▶ **What you need to do**
Word for word, quote all of the material, omitting the pictures.

Records

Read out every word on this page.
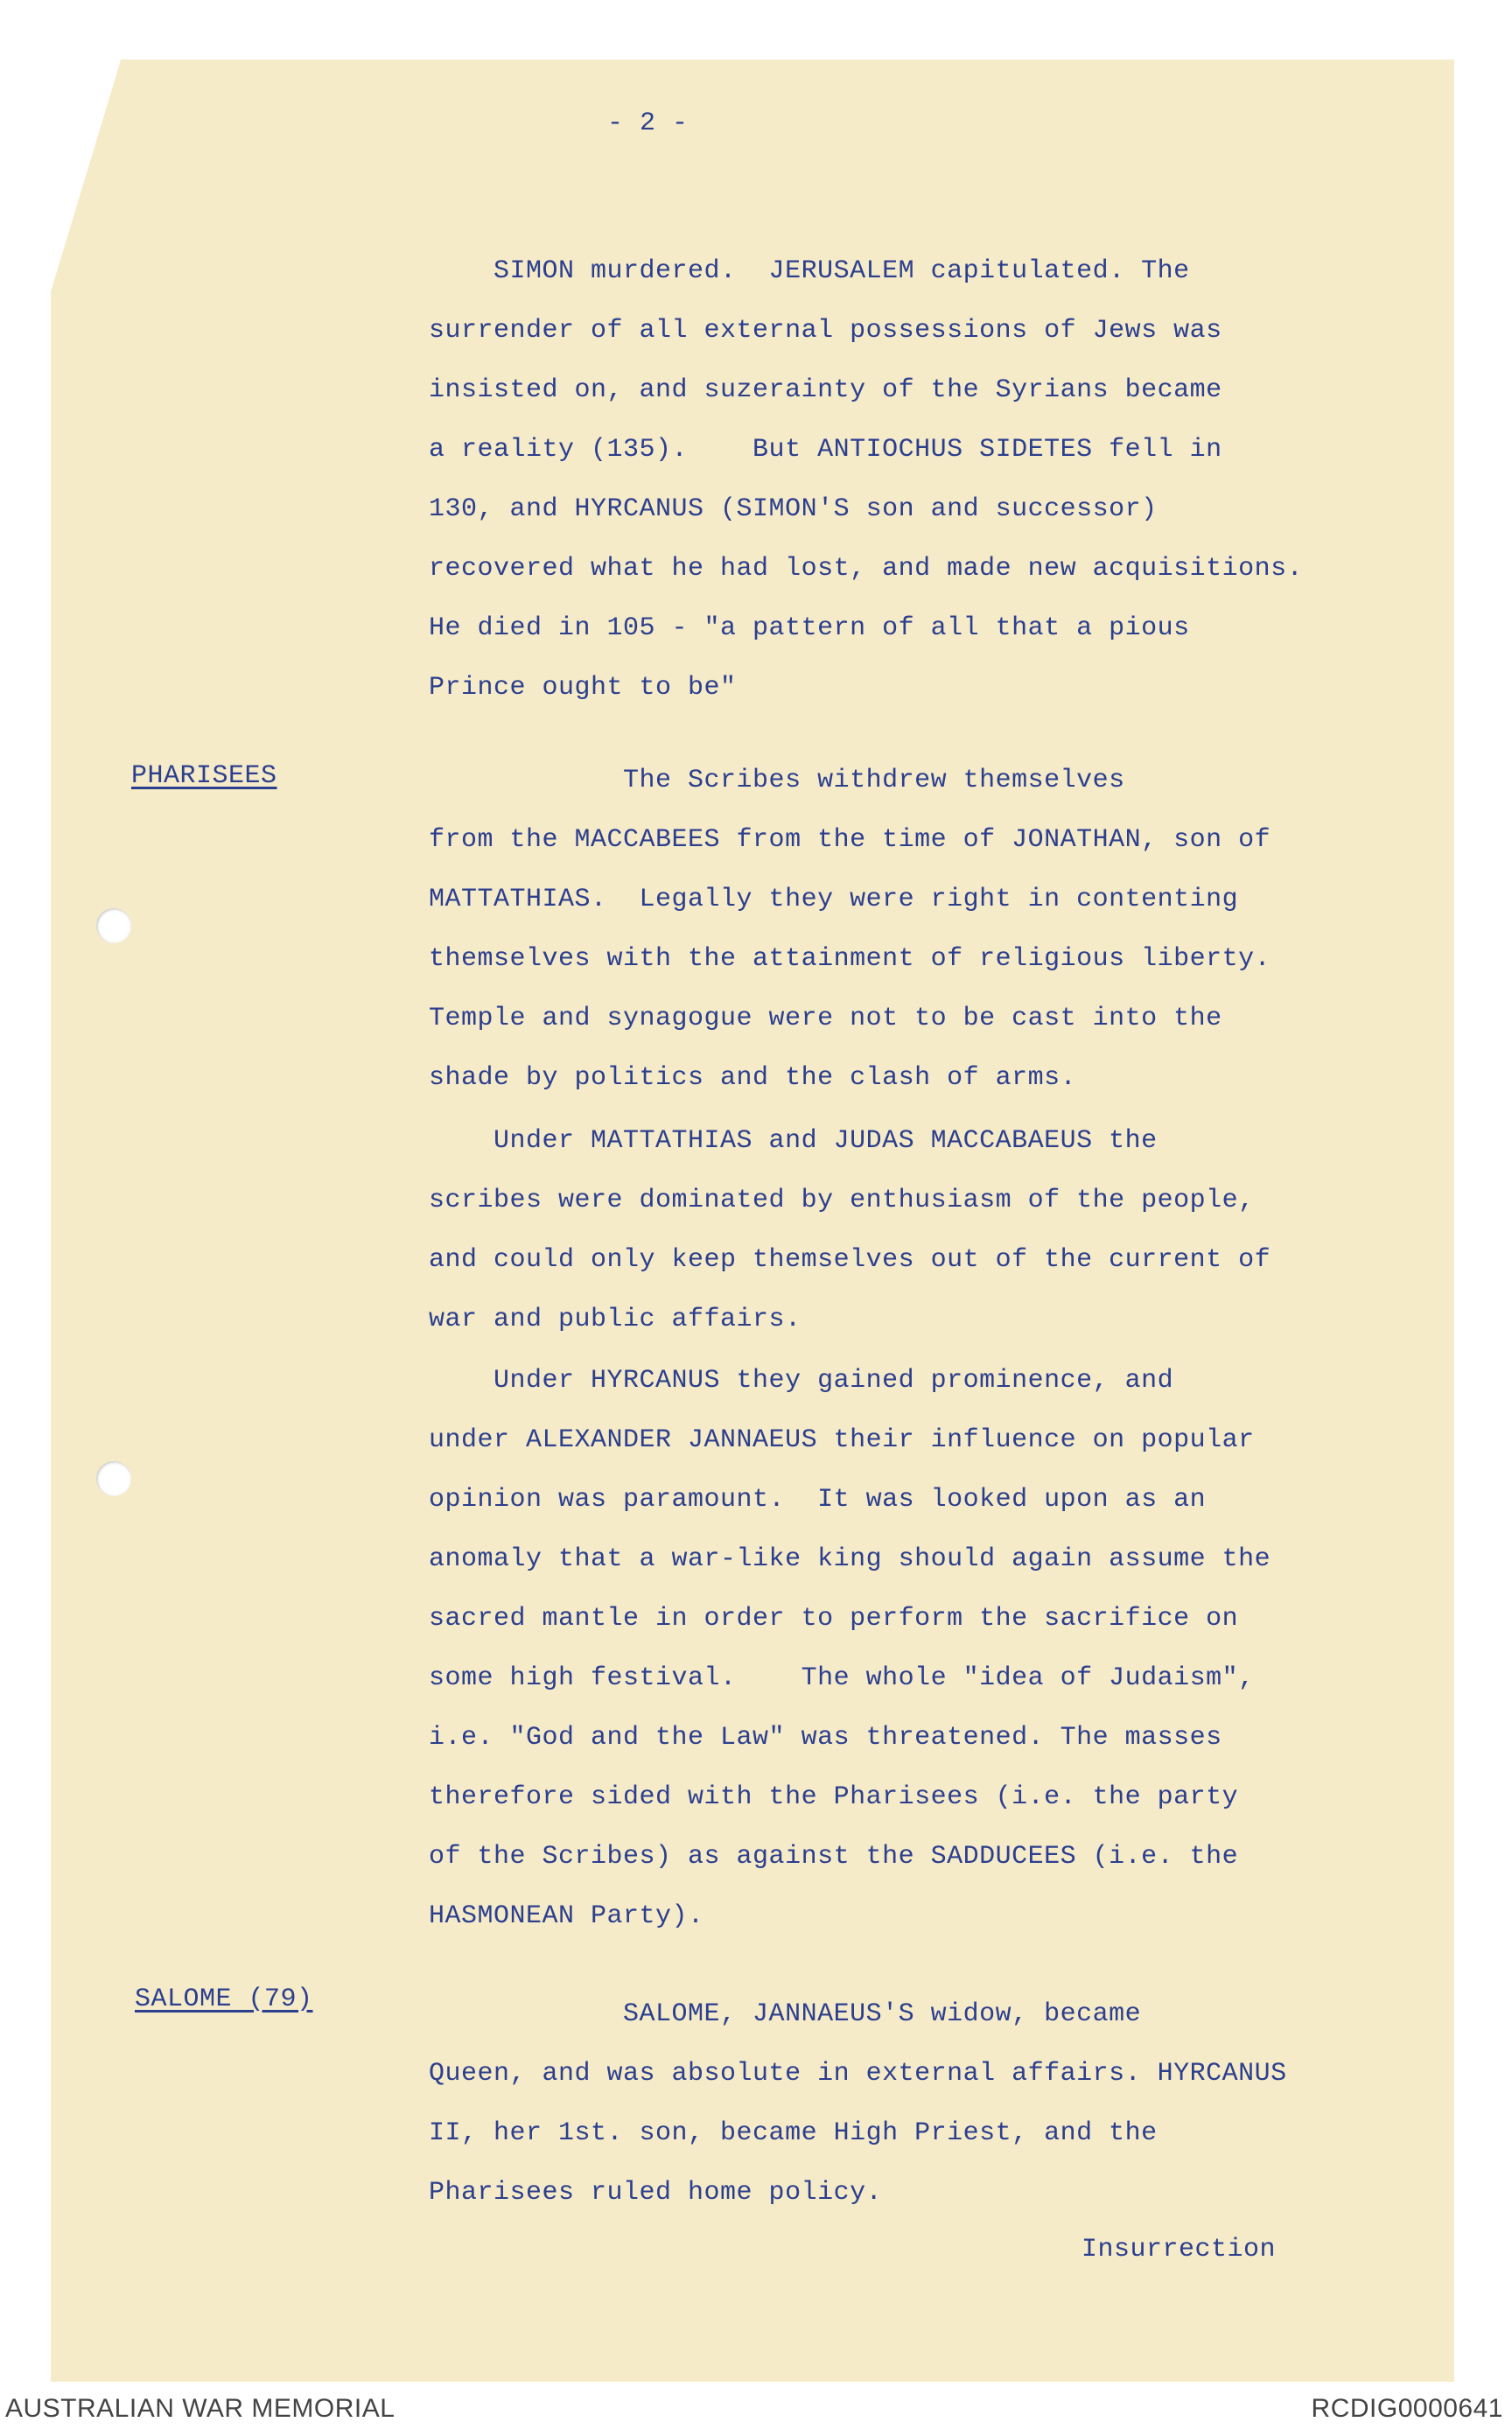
- 2 -

SIMON murdered.  JERUSALEM capitulated. The
surrender of all external possessions of Jews was
insisted on, and suzerainty of the Syrians became
a reality (135).    But ANTIOCHUS SIDETES fell in
130, and HYRCANUS (SIMON'S son and successor)
recovered what he had lost, and made new acquisitions.
He died in 105 - "a pattern of all that a pious
Prince ought to be"

PHARISEES	The Scribes withdrew themselves
from the MACCABEES from the time of JONATHAN, son of
MATTATHIAS.  Legally they were right in contenting
themselves with the attainment of religious liberty.
Temple and synagogue were not to be cast into the
shade by politics and the clash of arms.

Under MATTATHIAS and JUDAS MACCABAEUS the
scribes were dominated by enthusiasm of the people,
and could only keep themselves out of the current of
war and public affairs.

Under HYRCANUS they gained prominence, and
under ALEXANDER JANNAEUS their influence on popular
opinion was paramount.  It was looked upon as an
anomaly that a war-like king should again assume the
sacred mantle in order to perform the sacrifice on
some high festival.    The whole "idea of Judaism",
i.e. "God and the Law" was threatened. The masses
therefore sided with the Pharisees (i.e. the party
of the Scribes) as against the SADDUCEES (i.e. the
HASMONEAN Party).

SALOME (79)	SALOME, JANNAEUS'S widow, became
Queen, and was absolute in external affairs. HYRCANUS
II, her 1st. son, became High Priest, and the
Pharisees ruled home policy.

Insurrection

AUSTRALIAN WAR MEMORIAL	RCDIG0000641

▶ **Solution for this task**
Read out every word on this page.
- 2 -

SIMON murdered.  JERUSALEM capitulated. The
surrender of all external possessions of Jews was
insisted on, and suzerainty of the Syrians became
a reality (135).    But ANTIOCHUS SIDETES fell in
130, and HYRCANUS (SIMON'S son and successor)
recovered what he had lost, and made new acquisitions.
He died in 105 - "a pattern of all that a pious
Prince ought to be"

PHARISEES	The Scribes withdrew themselves
from the MACCABEES from the time of JONATHAN, son of
MATTATHIAS.  Legally they were right in contenting
themselves with the attainment of religious liberty.
Temple and synagogue were not to be cast into the
shade by politics and the clash of arms.

Under MATTATHIAS and JUDAS MACCABAEUS the
scribes were dominated by enthusiasm of the people,
and could only keep themselves out of the current of
war and public affairs.

Under HYRCANUS they gained prominence, and
under ALEXANDER JANNAEUS their influence on popular
opinion was paramount.  It was looked upon as an
anomaly that a war-like king should again assume the
sacred mantle in order to perform the sacrifice on
some high festival.    The whole "idea of Judaism",
i.e. "God and the Law" was threatened. The masses
therefore sided with the Pharisees (i.e. the party
of the Scribes) as against the SADDUCEES (i.e. the
HASMONEAN Party).

SALOME (79)	SALOME, JANNAEUS'S widow, became
Queen, and was absolute in external affairs. HYRCANUS
II, her 1st. son, became High Priest, and the
Pharisees ruled home policy.

Insurrection

AUSTRALIAN WAR MEMORIAL	RCDIG0000641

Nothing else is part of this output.